**Listed entries**.
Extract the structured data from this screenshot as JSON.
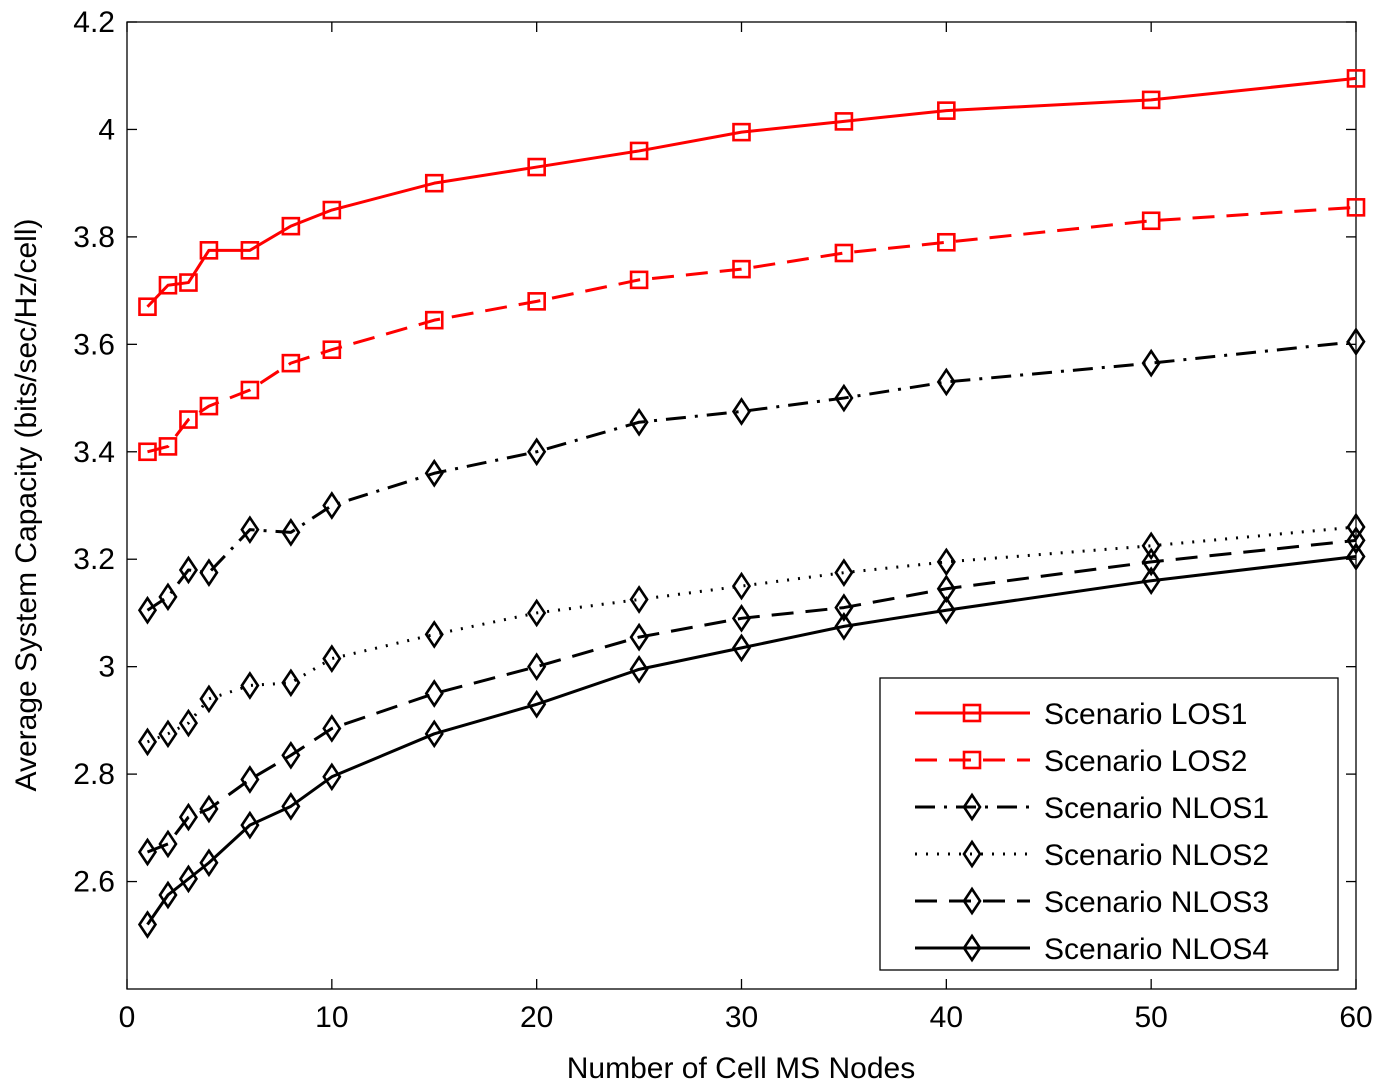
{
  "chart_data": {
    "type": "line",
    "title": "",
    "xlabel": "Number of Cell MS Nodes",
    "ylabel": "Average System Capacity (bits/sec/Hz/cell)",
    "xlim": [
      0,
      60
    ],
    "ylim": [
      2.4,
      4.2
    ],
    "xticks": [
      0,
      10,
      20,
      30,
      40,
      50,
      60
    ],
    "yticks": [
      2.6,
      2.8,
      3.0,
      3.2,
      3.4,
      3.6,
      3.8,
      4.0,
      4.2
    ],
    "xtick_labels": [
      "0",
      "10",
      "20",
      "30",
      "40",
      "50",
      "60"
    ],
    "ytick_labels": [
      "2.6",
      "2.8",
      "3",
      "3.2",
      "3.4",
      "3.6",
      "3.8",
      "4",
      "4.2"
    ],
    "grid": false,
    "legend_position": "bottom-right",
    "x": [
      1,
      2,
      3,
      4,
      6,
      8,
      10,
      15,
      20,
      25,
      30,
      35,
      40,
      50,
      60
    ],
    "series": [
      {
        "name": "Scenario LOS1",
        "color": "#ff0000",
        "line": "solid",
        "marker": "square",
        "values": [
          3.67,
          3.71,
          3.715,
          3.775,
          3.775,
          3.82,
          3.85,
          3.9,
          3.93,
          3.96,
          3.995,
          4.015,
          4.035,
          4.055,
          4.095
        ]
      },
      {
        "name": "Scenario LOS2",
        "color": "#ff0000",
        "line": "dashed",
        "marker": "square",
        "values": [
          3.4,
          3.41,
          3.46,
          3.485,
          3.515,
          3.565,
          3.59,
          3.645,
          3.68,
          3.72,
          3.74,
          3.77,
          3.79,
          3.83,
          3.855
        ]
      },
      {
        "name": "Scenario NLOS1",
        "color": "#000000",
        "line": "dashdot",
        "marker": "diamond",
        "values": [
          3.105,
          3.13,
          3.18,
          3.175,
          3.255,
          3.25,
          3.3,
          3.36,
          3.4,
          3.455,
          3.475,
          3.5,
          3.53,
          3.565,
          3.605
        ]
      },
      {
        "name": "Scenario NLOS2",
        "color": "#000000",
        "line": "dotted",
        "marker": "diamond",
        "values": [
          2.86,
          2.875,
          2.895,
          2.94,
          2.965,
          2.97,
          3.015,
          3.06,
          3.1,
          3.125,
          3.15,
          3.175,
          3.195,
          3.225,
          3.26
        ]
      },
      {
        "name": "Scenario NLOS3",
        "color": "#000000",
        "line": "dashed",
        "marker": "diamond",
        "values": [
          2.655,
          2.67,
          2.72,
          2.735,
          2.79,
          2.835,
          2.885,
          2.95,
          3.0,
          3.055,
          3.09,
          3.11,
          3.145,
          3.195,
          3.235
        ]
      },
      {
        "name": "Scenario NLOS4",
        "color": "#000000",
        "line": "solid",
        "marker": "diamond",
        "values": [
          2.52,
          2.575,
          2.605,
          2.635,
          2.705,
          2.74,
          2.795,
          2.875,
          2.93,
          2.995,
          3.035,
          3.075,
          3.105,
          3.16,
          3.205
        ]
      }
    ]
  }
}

**Task to complete**. Write out all the entries exactly, except for the pictures.

**Solution**.
Extract the structured data from this screenshot as JSON.
{
  "chart_data": {
    "type": "line",
    "title": "",
    "xlabel": "Number of Cell MS Nodes",
    "ylabel": "Average System Capacity (bits/sec/Hz/cell)",
    "xlim": [
      0,
      60
    ],
    "ylim": [
      2.4,
      4.2
    ],
    "xticks": [
      0,
      10,
      20,
      30,
      40,
      50,
      60
    ],
    "yticks": [
      2.6,
      2.8,
      3.0,
      3.2,
      3.4,
      3.6,
      3.8,
      4.0,
      4.2
    ],
    "xtick_labels": [
      "0",
      "10",
      "20",
      "30",
      "40",
      "50",
      "60"
    ],
    "ytick_labels": [
      "2.6",
      "2.8",
      "3",
      "3.2",
      "3.4",
      "3.6",
      "3.8",
      "4",
      "4.2"
    ],
    "grid": false,
    "legend_position": "bottom-right",
    "x": [
      1,
      2,
      3,
      4,
      6,
      8,
      10,
      15,
      20,
      25,
      30,
      35,
      40,
      50,
      60
    ],
    "series": [
      {
        "name": "Scenario LOS1",
        "color": "#ff0000",
        "line": "solid",
        "marker": "square",
        "values": [
          3.67,
          3.71,
          3.715,
          3.775,
          3.775,
          3.82,
          3.85,
          3.9,
          3.93,
          3.96,
          3.995,
          4.015,
          4.035,
          4.055,
          4.095
        ]
      },
      {
        "name": "Scenario LOS2",
        "color": "#ff0000",
        "line": "dashed",
        "marker": "square",
        "values": [
          3.4,
          3.41,
          3.46,
          3.485,
          3.515,
          3.565,
          3.59,
          3.645,
          3.68,
          3.72,
          3.74,
          3.77,
          3.79,
          3.83,
          3.855
        ]
      },
      {
        "name": "Scenario NLOS1",
        "color": "#000000",
        "line": "dashdot",
        "marker": "diamond",
        "values": [
          3.105,
          3.13,
          3.18,
          3.175,
          3.255,
          3.25,
          3.3,
          3.36,
          3.4,
          3.455,
          3.475,
          3.5,
          3.53,
          3.565,
          3.605
        ]
      },
      {
        "name": "Scenario NLOS2",
        "color": "#000000",
        "line": "dotted",
        "marker": "diamond",
        "values": [
          2.86,
          2.875,
          2.895,
          2.94,
          2.965,
          2.97,
          3.015,
          3.06,
          3.1,
          3.125,
          3.15,
          3.175,
          3.195,
          3.225,
          3.26
        ]
      },
      {
        "name": "Scenario NLOS3",
        "color": "#000000",
        "line": "dashed",
        "marker": "diamond",
        "values": [
          2.655,
          2.67,
          2.72,
          2.735,
          2.79,
          2.835,
          2.885,
          2.95,
          3.0,
          3.055,
          3.09,
          3.11,
          3.145,
          3.195,
          3.235
        ]
      },
      {
        "name": "Scenario NLOS4",
        "color": "#000000",
        "line": "solid",
        "marker": "diamond",
        "values": [
          2.52,
          2.575,
          2.605,
          2.635,
          2.705,
          2.74,
          2.795,
          2.875,
          2.93,
          2.995,
          3.035,
          3.075,
          3.105,
          3.16,
          3.205
        ]
      }
    ]
  }
}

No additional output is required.